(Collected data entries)

—————

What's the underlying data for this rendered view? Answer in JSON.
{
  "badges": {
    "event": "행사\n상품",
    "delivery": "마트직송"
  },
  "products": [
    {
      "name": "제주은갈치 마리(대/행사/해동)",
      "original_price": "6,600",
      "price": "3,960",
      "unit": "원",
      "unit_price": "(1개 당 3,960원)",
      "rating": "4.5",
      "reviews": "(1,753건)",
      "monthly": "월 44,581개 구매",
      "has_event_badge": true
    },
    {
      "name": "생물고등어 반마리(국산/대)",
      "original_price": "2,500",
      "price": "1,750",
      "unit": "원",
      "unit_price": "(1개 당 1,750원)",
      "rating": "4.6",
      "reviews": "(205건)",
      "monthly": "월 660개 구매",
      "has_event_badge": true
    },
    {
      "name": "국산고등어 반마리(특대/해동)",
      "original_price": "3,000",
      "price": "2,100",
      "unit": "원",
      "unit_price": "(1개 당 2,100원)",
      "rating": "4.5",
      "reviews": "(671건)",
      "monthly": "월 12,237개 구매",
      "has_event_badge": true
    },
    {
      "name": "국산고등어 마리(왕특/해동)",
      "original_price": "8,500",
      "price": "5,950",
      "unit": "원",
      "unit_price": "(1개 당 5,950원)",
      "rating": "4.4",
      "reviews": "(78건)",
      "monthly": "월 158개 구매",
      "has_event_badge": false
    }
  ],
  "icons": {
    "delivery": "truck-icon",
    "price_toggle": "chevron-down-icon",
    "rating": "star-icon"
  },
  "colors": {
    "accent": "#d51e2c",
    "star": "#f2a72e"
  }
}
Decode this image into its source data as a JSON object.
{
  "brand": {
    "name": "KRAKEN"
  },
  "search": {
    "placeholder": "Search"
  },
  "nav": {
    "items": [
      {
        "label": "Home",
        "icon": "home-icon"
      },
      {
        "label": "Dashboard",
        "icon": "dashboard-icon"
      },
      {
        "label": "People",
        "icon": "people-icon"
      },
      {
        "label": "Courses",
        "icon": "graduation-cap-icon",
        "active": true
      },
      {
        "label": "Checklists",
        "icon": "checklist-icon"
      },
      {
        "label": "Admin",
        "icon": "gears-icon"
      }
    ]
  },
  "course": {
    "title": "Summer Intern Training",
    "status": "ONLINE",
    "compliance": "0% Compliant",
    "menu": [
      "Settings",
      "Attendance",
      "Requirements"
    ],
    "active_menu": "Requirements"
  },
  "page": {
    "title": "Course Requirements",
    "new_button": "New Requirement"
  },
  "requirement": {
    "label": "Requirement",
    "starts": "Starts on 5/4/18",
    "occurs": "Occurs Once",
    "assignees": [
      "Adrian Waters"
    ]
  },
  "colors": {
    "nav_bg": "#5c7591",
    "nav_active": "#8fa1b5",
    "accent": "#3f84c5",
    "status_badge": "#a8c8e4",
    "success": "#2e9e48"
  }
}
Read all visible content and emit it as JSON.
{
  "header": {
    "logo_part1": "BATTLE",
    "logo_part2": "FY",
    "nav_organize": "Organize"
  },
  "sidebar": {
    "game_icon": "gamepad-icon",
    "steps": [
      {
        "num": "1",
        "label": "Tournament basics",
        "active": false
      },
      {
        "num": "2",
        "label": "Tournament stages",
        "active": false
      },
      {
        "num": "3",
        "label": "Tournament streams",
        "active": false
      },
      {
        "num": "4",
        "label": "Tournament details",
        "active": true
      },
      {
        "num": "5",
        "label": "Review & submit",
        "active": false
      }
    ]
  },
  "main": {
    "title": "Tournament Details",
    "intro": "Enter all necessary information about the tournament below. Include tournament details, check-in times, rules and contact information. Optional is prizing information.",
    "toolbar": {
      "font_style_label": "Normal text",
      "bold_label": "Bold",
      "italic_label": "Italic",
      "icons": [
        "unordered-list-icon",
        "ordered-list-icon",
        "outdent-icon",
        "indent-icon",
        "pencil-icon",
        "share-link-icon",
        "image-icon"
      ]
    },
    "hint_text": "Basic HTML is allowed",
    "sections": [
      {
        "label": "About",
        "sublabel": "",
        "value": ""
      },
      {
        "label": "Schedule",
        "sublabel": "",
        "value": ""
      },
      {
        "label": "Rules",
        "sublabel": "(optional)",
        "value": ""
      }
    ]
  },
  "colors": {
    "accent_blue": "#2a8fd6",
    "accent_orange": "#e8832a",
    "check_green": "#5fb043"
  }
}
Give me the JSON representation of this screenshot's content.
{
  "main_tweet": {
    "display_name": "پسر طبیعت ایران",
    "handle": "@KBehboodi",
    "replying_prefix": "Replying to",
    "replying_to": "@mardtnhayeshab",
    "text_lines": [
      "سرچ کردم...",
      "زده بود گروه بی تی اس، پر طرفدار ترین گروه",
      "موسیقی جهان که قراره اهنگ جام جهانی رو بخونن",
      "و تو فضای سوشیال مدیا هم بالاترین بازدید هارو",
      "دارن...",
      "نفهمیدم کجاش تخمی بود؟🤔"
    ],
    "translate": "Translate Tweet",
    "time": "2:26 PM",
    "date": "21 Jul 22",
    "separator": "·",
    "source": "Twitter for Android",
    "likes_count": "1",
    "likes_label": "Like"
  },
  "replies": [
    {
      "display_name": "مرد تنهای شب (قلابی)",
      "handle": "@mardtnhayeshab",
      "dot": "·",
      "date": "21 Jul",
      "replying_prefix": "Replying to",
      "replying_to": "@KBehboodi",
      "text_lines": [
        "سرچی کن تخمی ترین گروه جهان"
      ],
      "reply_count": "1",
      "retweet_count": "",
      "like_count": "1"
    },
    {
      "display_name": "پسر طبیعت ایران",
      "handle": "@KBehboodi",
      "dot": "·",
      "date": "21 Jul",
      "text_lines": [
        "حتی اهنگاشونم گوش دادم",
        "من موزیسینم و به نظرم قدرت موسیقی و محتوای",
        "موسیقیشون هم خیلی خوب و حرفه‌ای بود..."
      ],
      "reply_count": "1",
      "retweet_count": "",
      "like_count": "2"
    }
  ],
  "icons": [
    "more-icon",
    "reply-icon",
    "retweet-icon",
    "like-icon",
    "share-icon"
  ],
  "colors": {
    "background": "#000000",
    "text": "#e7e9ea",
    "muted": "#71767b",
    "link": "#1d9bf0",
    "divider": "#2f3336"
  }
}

—————

What to do: Look for the word "monthly" in every line of the listing and copy the lines that have it.

Written answer:
      "monthly": "월 44,581개 구매",
      "monthly": "월 660개 구매",
      "monthly": "월 12,237개 구매",
      "monthly": "월 158개 구매",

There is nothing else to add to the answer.